** Start LISTED RECORDS **
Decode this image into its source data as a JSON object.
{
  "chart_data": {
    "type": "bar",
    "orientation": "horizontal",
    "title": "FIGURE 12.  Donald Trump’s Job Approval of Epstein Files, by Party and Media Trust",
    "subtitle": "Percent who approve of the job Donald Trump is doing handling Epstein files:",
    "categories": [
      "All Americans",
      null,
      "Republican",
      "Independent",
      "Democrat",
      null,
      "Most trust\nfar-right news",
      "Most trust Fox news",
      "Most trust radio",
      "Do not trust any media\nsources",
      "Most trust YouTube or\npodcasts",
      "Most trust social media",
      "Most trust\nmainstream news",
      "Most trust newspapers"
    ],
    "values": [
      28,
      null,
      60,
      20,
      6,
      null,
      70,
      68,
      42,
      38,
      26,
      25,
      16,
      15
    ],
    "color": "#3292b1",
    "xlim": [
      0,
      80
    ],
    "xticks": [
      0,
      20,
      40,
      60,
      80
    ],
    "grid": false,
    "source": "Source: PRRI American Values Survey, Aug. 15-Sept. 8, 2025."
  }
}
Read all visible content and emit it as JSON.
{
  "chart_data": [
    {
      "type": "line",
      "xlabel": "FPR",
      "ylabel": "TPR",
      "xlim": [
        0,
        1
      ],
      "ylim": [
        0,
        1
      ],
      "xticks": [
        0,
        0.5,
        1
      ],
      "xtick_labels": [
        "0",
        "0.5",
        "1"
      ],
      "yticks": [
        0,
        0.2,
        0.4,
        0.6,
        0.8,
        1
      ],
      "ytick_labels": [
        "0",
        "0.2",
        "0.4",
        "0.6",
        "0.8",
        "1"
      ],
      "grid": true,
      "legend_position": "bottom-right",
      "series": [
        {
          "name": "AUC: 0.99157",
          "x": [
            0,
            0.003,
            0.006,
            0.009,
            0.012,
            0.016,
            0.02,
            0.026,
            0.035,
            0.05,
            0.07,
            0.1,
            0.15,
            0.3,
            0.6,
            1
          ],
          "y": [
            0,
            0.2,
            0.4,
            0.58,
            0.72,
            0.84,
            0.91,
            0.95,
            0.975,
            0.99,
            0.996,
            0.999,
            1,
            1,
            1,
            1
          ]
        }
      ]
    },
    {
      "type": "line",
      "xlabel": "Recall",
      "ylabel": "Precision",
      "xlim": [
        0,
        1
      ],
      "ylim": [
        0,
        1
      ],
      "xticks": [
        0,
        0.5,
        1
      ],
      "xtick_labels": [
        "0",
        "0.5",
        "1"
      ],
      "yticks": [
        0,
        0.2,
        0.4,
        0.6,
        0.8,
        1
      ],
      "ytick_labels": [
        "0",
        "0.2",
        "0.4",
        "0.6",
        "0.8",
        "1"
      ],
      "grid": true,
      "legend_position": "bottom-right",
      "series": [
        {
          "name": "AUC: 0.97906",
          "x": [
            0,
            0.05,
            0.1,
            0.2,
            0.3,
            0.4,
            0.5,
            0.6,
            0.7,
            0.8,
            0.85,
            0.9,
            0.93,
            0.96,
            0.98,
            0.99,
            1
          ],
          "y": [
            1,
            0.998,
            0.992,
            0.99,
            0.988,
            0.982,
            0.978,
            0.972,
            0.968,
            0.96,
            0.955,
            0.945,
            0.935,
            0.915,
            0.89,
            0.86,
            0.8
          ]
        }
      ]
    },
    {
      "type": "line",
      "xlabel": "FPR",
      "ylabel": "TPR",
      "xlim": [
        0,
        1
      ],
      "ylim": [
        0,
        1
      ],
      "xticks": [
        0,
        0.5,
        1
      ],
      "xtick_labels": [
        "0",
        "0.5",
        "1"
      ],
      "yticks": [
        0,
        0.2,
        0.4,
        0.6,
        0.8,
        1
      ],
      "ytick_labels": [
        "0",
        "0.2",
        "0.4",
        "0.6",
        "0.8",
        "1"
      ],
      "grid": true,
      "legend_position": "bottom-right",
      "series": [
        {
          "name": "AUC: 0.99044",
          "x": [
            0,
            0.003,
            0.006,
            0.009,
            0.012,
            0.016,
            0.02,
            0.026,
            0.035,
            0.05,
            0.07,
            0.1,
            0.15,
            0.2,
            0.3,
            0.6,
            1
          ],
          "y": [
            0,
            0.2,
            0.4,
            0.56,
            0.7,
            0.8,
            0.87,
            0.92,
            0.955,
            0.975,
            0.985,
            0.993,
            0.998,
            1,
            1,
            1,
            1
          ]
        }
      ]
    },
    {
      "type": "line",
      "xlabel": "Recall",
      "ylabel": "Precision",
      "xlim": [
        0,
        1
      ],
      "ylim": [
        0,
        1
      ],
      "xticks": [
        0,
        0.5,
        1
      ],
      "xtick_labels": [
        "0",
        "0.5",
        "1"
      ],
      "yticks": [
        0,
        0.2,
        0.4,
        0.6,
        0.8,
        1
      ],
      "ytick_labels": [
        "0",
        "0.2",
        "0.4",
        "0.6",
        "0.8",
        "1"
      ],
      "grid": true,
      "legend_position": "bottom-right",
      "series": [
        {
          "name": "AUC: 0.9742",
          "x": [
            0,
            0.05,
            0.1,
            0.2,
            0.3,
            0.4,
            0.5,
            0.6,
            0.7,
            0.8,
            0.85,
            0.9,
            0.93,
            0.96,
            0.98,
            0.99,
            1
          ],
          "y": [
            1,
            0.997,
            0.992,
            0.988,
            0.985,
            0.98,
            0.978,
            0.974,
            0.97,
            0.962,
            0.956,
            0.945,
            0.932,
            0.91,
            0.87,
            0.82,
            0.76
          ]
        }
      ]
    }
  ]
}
** End LISTED RECORDS **
**SHORT EXERCISE**. Can you restate every record above word for word?

**OUTPUT BELOW**.
Decode this image into its source data as a JSON object.
{
  "chart_data": {
    "type": "bar",
    "orientation": "horizontal",
    "title": "FIGURE 12.  Donald Trump’s Job Approval of Epstein Files, by Party and Media Trust",
    "subtitle": "Percent who approve of the job Donald Trump is doing handling Epstein files:",
    "categories": [
      "All Americans",
      null,
      "Republican",
      "Independent",
      "Democrat",
      null,
      "Most trust\nfar-right news",
      "Most trust Fox news",
      "Most trust radio",
      "Do not trust any media\nsources",
      "Most trust YouTube or\npodcasts",
      "Most trust social media",
      "Most trust\nmainstream news",
      "Most trust newspapers"
    ],
    "values": [
      28,
      null,
      60,
      20,
      6,
      null,
      70,
      68,
      42,
      38,
      26,
      25,
      16,
      15
    ],
    "color": "#3292b1",
    "xlim": [
      0,
      80
    ],
    "xticks": [
      0,
      20,
      40,
      60,
      80
    ],
    "grid": false,
    "source": "Source: PRRI American Values Survey, Aug. 15-Sept. 8, 2025."
  }
}
Read all visible content and emit it as JSON.
{
  "chart_data": [
    {
      "type": "line",
      "xlabel": "FPR",
      "ylabel": "TPR",
      "xlim": [
        0,
        1
      ],
      "ylim": [
        0,
        1
      ],
      "xticks": [
        0,
        0.5,
        1
      ],
      "xtick_labels": [
        "0",
        "0.5",
        "1"
      ],
      "yticks": [
        0,
        0.2,
        0.4,
        0.6,
        0.8,
        1
      ],
      "ytick_labels": [
        "0",
        "0.2",
        "0.4",
        "0.6",
        "0.8",
        "1"
      ],
      "grid": true,
      "legend_position": "bottom-right",
      "series": [
        {
          "name": "AUC: 0.99157",
          "x": [
            0,
            0.003,
            0.006,
            0.009,
            0.012,
            0.016,
            0.02,
            0.026,
            0.035,
            0.05,
            0.07,
            0.1,
            0.15,
            0.3,
            0.6,
            1
          ],
          "y": [
            0,
            0.2,
            0.4,
            0.58,
            0.72,
            0.84,
            0.91,
            0.95,
            0.975,
            0.99,
            0.996,
            0.999,
            1,
            1,
            1,
            1
          ]
        }
      ]
    },
    {
      "type": "line",
      "xlabel": "Recall",
      "ylabel": "Precision",
      "xlim": [
        0,
        1
      ],
      "ylim": [
        0,
        1
      ],
      "xticks": [
        0,
        0.5,
        1
      ],
      "xtick_labels": [
        "0",
        "0.5",
        "1"
      ],
      "yticks": [
        0,
        0.2,
        0.4,
        0.6,
        0.8,
        1
      ],
      "ytick_labels": [
        "0",
        "0.2",
        "0.4",
        "0.6",
        "0.8",
        "1"
      ],
      "grid": true,
      "legend_position": "bottom-right",
      "series": [
        {
          "name": "AUC: 0.97906",
          "x": [
            0,
            0.05,
            0.1,
            0.2,
            0.3,
            0.4,
            0.5,
            0.6,
            0.7,
            0.8,
            0.85,
            0.9,
            0.93,
            0.96,
            0.98,
            0.99,
            1
          ],
          "y": [
            1,
            0.998,
            0.992,
            0.99,
            0.988,
            0.982,
            0.978,
            0.972,
            0.968,
            0.96,
            0.955,
            0.945,
            0.935,
            0.915,
            0.89,
            0.86,
            0.8
          ]
        }
      ]
    },
    {
      "type": "line",
      "xlabel": "FPR",
      "ylabel": "TPR",
      "xlim": [
        0,
        1
      ],
      "ylim": [
        0,
        1
      ],
      "xticks": [
        0,
        0.5,
        1
      ],
      "xtick_labels": [
        "0",
        "0.5",
        "1"
      ],
      "yticks": [
        0,
        0.2,
        0.4,
        0.6,
        0.8,
        1
      ],
      "ytick_labels": [
        "0",
        "0.2",
        "0.4",
        "0.6",
        "0.8",
        "1"
      ],
      "grid": true,
      "legend_position": "bottom-right",
      "series": [
        {
          "name": "AUC: 0.99044",
          "x": [
            0,
            0.003,
            0.006,
            0.009,
            0.012,
            0.016,
            0.02,
            0.026,
            0.035,
            0.05,
            0.07,
            0.1,
            0.15,
            0.2,
            0.3,
            0.6,
            1
          ],
          "y": [
            0,
            0.2,
            0.4,
            0.56,
            0.7,
            0.8,
            0.87,
            0.92,
            0.955,
            0.975,
            0.985,
            0.993,
            0.998,
            1,
            1,
            1,
            1
          ]
        }
      ]
    },
    {
      "type": "line",
      "xlabel": "Recall",
      "ylabel": "Precision",
      "xlim": [
        0,
        1
      ],
      "ylim": [
        0,
        1
      ],
      "xticks": [
        0,
        0.5,
        1
      ],
      "xtick_labels": [
        "0",
        "0.5",
        "1"
      ],
      "yticks": [
        0,
        0.2,
        0.4,
        0.6,
        0.8,
        1
      ],
      "ytick_labels": [
        "0",
        "0.2",
        "0.4",
        "0.6",
        "0.8",
        "1"
      ],
      "grid": true,
      "legend_position": "bottom-right",
      "series": [
        {
          "name": "AUC: 0.9742",
          "x": [
            0,
            0.05,
            0.1,
            0.2,
            0.3,
            0.4,
            0.5,
            0.6,
            0.7,
            0.8,
            0.85,
            0.9,
            0.93,
            0.96,
            0.98,
            0.99,
            1
          ],
          "y": [
            1,
            0.997,
            0.992,
            0.988,
            0.985,
            0.98,
            0.978,
            0.974,
            0.97,
            0.962,
            0.956,
            0.945,
            0.932,
            0.91,
            0.87,
            0.82,
            0.76
          ]
        }
      ]
    }
  ]
}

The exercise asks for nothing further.